> _DIRECTIVE_
Repeat verbatim every line of the material, beginning at the line that holds "Enumerate this screenshot's" and ending at its last line.

> _MATERIAL SHOWN_
^^^^^^^^
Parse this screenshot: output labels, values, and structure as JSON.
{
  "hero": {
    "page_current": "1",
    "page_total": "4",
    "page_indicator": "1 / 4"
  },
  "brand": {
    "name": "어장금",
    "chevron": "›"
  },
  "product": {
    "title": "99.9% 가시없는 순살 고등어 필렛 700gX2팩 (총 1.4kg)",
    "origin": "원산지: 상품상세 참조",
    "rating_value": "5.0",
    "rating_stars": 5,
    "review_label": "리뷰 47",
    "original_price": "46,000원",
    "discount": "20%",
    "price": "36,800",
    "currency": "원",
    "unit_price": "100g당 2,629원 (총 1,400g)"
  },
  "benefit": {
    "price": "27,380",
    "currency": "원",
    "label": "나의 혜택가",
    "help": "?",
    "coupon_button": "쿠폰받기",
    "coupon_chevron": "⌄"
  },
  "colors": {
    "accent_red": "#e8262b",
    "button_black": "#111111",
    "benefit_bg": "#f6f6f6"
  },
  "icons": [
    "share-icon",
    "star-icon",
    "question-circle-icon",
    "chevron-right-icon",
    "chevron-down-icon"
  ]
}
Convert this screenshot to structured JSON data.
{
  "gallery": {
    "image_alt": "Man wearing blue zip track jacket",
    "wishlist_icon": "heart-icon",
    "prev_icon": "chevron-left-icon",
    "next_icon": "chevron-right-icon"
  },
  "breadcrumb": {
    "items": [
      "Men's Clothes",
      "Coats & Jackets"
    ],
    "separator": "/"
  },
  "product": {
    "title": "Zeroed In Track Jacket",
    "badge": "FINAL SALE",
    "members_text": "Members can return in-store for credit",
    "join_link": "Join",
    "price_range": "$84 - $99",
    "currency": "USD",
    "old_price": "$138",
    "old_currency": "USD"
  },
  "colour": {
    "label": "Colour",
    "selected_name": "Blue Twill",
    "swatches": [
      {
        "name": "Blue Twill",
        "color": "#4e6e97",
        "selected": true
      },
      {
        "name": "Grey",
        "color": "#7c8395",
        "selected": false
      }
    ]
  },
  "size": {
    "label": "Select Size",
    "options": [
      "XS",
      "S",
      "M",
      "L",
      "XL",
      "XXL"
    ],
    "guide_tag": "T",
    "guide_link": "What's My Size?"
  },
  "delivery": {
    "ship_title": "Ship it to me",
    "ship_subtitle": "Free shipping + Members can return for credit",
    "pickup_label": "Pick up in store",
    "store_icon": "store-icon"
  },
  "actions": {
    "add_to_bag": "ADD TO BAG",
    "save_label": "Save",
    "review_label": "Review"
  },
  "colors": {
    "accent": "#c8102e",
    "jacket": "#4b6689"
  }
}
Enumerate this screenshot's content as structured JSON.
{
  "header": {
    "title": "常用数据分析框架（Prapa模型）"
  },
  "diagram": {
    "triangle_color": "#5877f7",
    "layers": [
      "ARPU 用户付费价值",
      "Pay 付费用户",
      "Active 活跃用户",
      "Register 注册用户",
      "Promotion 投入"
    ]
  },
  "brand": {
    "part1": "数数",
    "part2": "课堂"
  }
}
^^^^^^^^
> _CORRECT RESULT_
Enumerate this screenshot's content as structured JSON.
{
  "header": {
    "title": "常用数据分析框架（Prapa模型）"
  },
  "diagram": {
    "triangle_color": "#5877f7",
    "layers": [
      "ARPU 用户付费价值",
      "Pay 付费用户",
      "Active 活跃用户",
      "Register 注册用户",
      "Promotion 投入"
    ]
  },
  "brand": {
    "part1": "数数",
    "part2": "课堂"
  }
}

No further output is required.